#### [Task goal]
Duplicate every line of the listing below exactly, leaving the pictures out of your answer.

[Collected data entries]
##############################
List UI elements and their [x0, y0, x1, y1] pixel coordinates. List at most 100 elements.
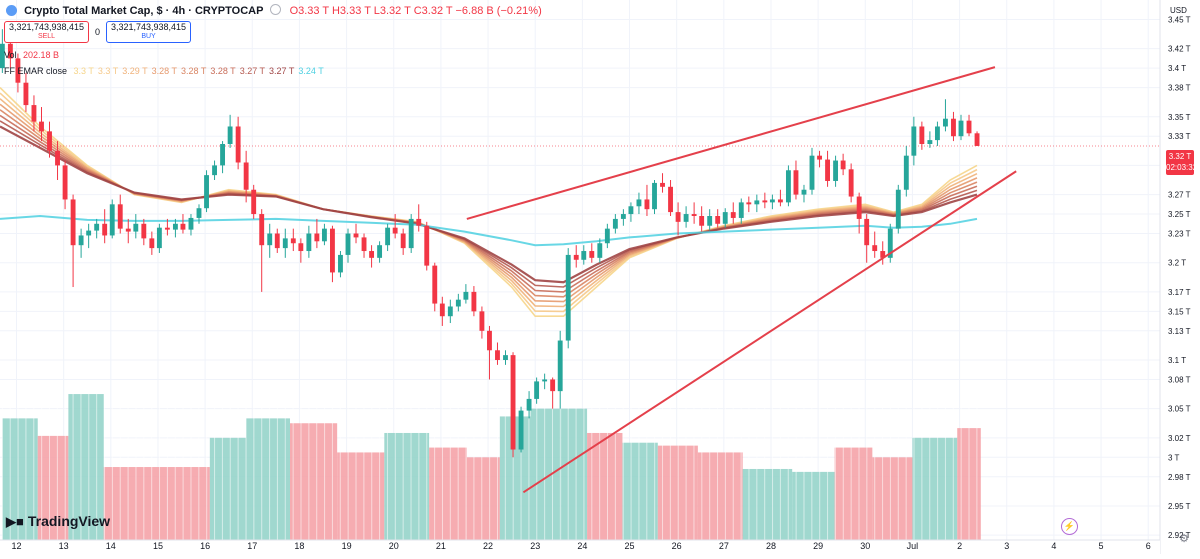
candle-body: [534, 381, 540, 399]
sell-label: SELL: [37, 33, 56, 40]
candle-body: [400, 233, 406, 249]
candle-body: [557, 340, 563, 392]
price-tick-label: 3.27 T: [1168, 191, 1191, 200]
price-tick-label: 3 T: [1168, 453, 1180, 462]
price-tick-label: 3.4 T: [1168, 64, 1186, 73]
tradingview-logo[interactable]: ▶■ TradingView: [6, 513, 110, 530]
candle-body: [895, 189, 901, 229]
candle-body: [369, 251, 375, 258]
lightning-icon[interactable]: ⚡: [1061, 518, 1078, 535]
emar-label: FF EMAR close: [4, 66, 68, 76]
time-tick-label: 26: [672, 541, 682, 551]
candle-body: [974, 133, 980, 146]
sell-price: 3,321,743,938,415: [8, 22, 85, 32]
candle-body: [172, 223, 178, 230]
trendline-0: [466, 66, 996, 220]
candle-body: [338, 254, 343, 273]
candle-body: [330, 228, 335, 273]
candle-body: [39, 121, 44, 132]
candle-body: [290, 238, 296, 244]
volume-bar: [912, 437, 958, 540]
volume-bar: [290, 423, 338, 540]
candle-body: [833, 160, 839, 181]
candle-body: [958, 120, 964, 137]
candle-body: [880, 251, 886, 258]
candle-body: [188, 217, 194, 230]
candle-body: [47, 131, 52, 151]
price-tick-label: 3.42 T: [1168, 45, 1191, 54]
time-tick-label: 2: [957, 541, 962, 551]
candle-body: [455, 299, 461, 307]
candle-body: [62, 165, 68, 200]
candle-body: [479, 311, 485, 331]
candle-body: [597, 243, 603, 258]
time-tick-label: 4: [1051, 541, 1056, 551]
candle-body: [809, 155, 815, 190]
price-tick-label: 3.15 T: [1168, 307, 1191, 316]
candle-body: [353, 233, 359, 238]
emar-legend[interactable]: FF EMAR close 3.3 T 3.3 T 3.29 T 3.28 T 3.28…: [4, 66, 324, 76]
candle-body: [196, 208, 202, 218]
candle-body: [385, 227, 391, 246]
candle-body: [636, 199, 642, 207]
price-tick-label: 3.02 T: [1168, 434, 1191, 443]
candle-body: [542, 379, 548, 382]
buy-button[interactable]: 3,321,743,938,415 BUY: [106, 21, 192, 43]
volume-bar: [429, 447, 467, 540]
time-tick-label: 18: [294, 541, 304, 551]
candle-body: [361, 237, 367, 252]
visibility-toggle-icon[interactable]: [269, 4, 281, 15]
candle-body: [668, 186, 673, 213]
time-tick-label: 14: [106, 541, 116, 551]
time-tick-label: 16: [200, 541, 210, 551]
candle-body: [487, 330, 492, 351]
candle-body: [70, 199, 76, 246]
bar-countdown: 02:03:32: [1166, 163, 1198, 172]
price-tick-label: 2.92 T: [1168, 531, 1191, 540]
trade-panel: 3,321,743,938,415 SELL 0 3,321,743,938,4…: [4, 21, 192, 43]
candle-body: [887, 228, 893, 258]
price-tick-label: 3.23 T: [1168, 230, 1191, 239]
candle-body: [15, 58, 21, 83]
trendline-1: [522, 170, 1017, 494]
buy-label: BUY: [141, 33, 156, 40]
ema-line-7: [0, 125, 978, 284]
sell-button[interactable]: 3,321,743,938,415 SELL: [4, 21, 89, 43]
candle-body: [94, 223, 100, 231]
emar-value-5: 3.28 T: [210, 66, 236, 76]
candle-body: [314, 233, 320, 242]
candle-body: [408, 218, 414, 249]
time-tick-label: 28: [766, 541, 776, 551]
time-tick-label: 24: [577, 541, 587, 551]
candle-body: [722, 212, 728, 224]
volume-bar: [337, 452, 385, 540]
candle-body: [675, 212, 681, 222]
symbol-title[interactable]: Crypto Total Market Cap, $ · 4h · CRYPTO…: [24, 5, 264, 17]
candle-body: [730, 212, 736, 218]
emar-value-3: 3.28 T: [151, 66, 177, 76]
candle-body: [738, 202, 744, 218]
candle-body: [503, 355, 508, 360]
candle-body: [392, 227, 398, 234]
volume-legend[interactable]: Vol 202.18 B: [4, 50, 59, 60]
buy-price: 3,321,743,938,415: [110, 22, 187, 32]
candle-body: [471, 291, 477, 312]
gear-icon[interactable]: ⚙: [1179, 533, 1189, 545]
candle-body: [581, 251, 587, 260]
time-tick-label: Jul: [907, 541, 919, 551]
volume-bar: [561, 408, 588, 540]
volume-bar: [530, 408, 562, 540]
emar-value-6: 3.27 T: [239, 66, 266, 76]
candle-body: [141, 223, 147, 239]
candle-body: [133, 223, 139, 232]
candle-body: [903, 155, 909, 190]
time-tick-label: 15: [153, 541, 163, 551]
candle-body: [55, 150, 60, 166]
candle-body: [495, 350, 500, 360]
price-tick-label: 3.45 T: [1168, 15, 1191, 24]
time-tick-label: 12: [11, 541, 21, 551]
candle-body: [510, 355, 516, 450]
price-tick-label: 3.17 T: [1168, 288, 1191, 297]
##############################
#### [Task output]
List UI elements and their [x0, y0, x1, y1] pixel coordinates. List at most 100 elements.
candle-body: [534, 381, 540, 399]
sell-label: SELL: [37, 33, 56, 40]
candle-body: [400, 233, 406, 249]
candle-body: [557, 340, 563, 392]
price-tick-label: 3.27 T: [1168, 191, 1191, 200]
price-tick-label: 3 T: [1168, 453, 1180, 462]
price-tick-label: 3.4 T: [1168, 64, 1186, 73]
tradingview-logo[interactable]: ▶■ TradingView: [6, 513, 110, 530]
candle-body: [895, 189, 901, 229]
candle-body: [369, 251, 375, 258]
lightning-icon[interactable]: ⚡: [1061, 518, 1078, 535]
emar-label: FF EMAR close: [4, 66, 68, 76]
time-tick-label: 26: [672, 541, 682, 551]
candle-body: [974, 133, 980, 146]
sell-price: 3,321,743,938,415: [8, 22, 85, 32]
candle-body: [172, 223, 178, 230]
trendline-0: [466, 66, 996, 220]
candle-body: [338, 254, 343, 273]
candle-body: [330, 228, 335, 273]
candle-body: [39, 121, 44, 132]
candle-body: [290, 238, 296, 244]
volume-bar: [912, 437, 958, 540]
volume-bar: [290, 423, 338, 540]
candle-body: [833, 160, 839, 181]
candle-body: [958, 120, 964, 137]
candle-body: [880, 251, 886, 258]
candle-body: [188, 217, 194, 230]
candle-body: [47, 131, 52, 151]
price-tick-label: 3.42 T: [1168, 45, 1191, 54]
time-tick-label: 2: [957, 541, 962, 551]
candle-body: [455, 299, 461, 307]
candle-body: [62, 165, 68, 200]
candle-body: [479, 311, 485, 331]
candle-body: [597, 243, 603, 258]
time-tick-label: 4: [1051, 541, 1056, 551]
candle-body: [809, 155, 815, 190]
price-tick-label: 3.15 T: [1168, 307, 1191, 316]
candle-body: [353, 233, 359, 238]
emar-legend[interactable]: FF EMAR close 3.3 T 3.3 T 3.29 T 3.28 T 3.28…: [4, 66, 324, 76]
candle-body: [196, 208, 202, 218]
candle-body: [385, 227, 391, 246]
candle-body: [636, 199, 642, 207]
price-tick-label: 3.02 T: [1168, 434, 1191, 443]
candle-body: [542, 379, 548, 382]
buy-button[interactable]: 3,321,743,938,415 BUY: [106, 21, 192, 43]
volume-bar: [429, 447, 467, 540]
time-tick-label: 18: [294, 541, 304, 551]
candle-body: [361, 237, 367, 252]
visibility-toggle-icon[interactable]: [269, 4, 281, 15]
candle-body: [668, 186, 673, 213]
time-tick-label: 14: [106, 541, 116, 551]
time-tick-label: 16: [200, 541, 210, 551]
candle-body: [487, 330, 492, 351]
candle-body: [70, 199, 76, 246]
bar-countdown: 02:03:32: [1166, 163, 1198, 172]
price-tick-label: 2.92 T: [1168, 531, 1191, 540]
trade-panel: 3,321,743,938,415 SELL 0 3,321,743,938,4…: [4, 21, 192, 43]
candle-body: [887, 228, 893, 258]
price-tick-label: 3.23 T: [1168, 230, 1191, 239]
candle-body: [15, 58, 21, 83]
trendline-1: [522, 170, 1017, 494]
buy-label: BUY: [141, 33, 156, 40]
ema-line-7: [0, 125, 978, 284]
sell-button[interactable]: 3,321,743,938,415 SELL: [4, 21, 89, 43]
candle-body: [94, 223, 100, 231]
emar-value-5: 3.28 T: [210, 66, 236, 76]
candle-body: [314, 233, 320, 242]
candle-body: [408, 218, 414, 249]
time-tick-label: 28: [766, 541, 776, 551]
time-tick-label: 24: [577, 541, 587, 551]
candle-body: [722, 212, 728, 224]
volume-bar: [337, 452, 385, 540]
candle-body: [675, 212, 681, 222]
symbol-title[interactable]: Crypto Total Market Cap, $ · 4h · CRYPTO…: [24, 5, 264, 17]
candle-body: [730, 212, 736, 218]
emar-value-3: 3.28 T: [151, 66, 177, 76]
candle-body: [738, 202, 744, 218]
candle-body: [503, 355, 508, 360]
candle-body: [392, 227, 398, 234]
volume-legend[interactable]: Vol 202.18 B: [4, 50, 59, 60]
buy-price: 3,321,743,938,415: [110, 22, 187, 32]
candle-body: [471, 291, 477, 312]
gear-icon[interactable]: ⚙: [1179, 533, 1189, 545]
candle-body: [581, 251, 587, 260]
time-tick-label: Jul: [907, 541, 919, 551]
volume-bar: [561, 408, 588, 540]
volume-bar: [530, 408, 562, 540]
emar-value-6: 3.27 T: [239, 66, 266, 76]
candle-body: [141, 223, 147, 239]
candle-body: [133, 223, 139, 232]
candle-body: [903, 155, 909, 190]
time-tick-label: 15: [153, 541, 163, 551]
candle-body: [55, 150, 60, 166]
candle-body: [495, 350, 500, 360]
price-tick-label: 3.45 T: [1168, 15, 1191, 24]
time-tick-label: 12: [11, 541, 21, 551]
candle-body: [510, 355, 516, 450]
price-tick-label: 3.17 T: [1168, 288, 1191, 297]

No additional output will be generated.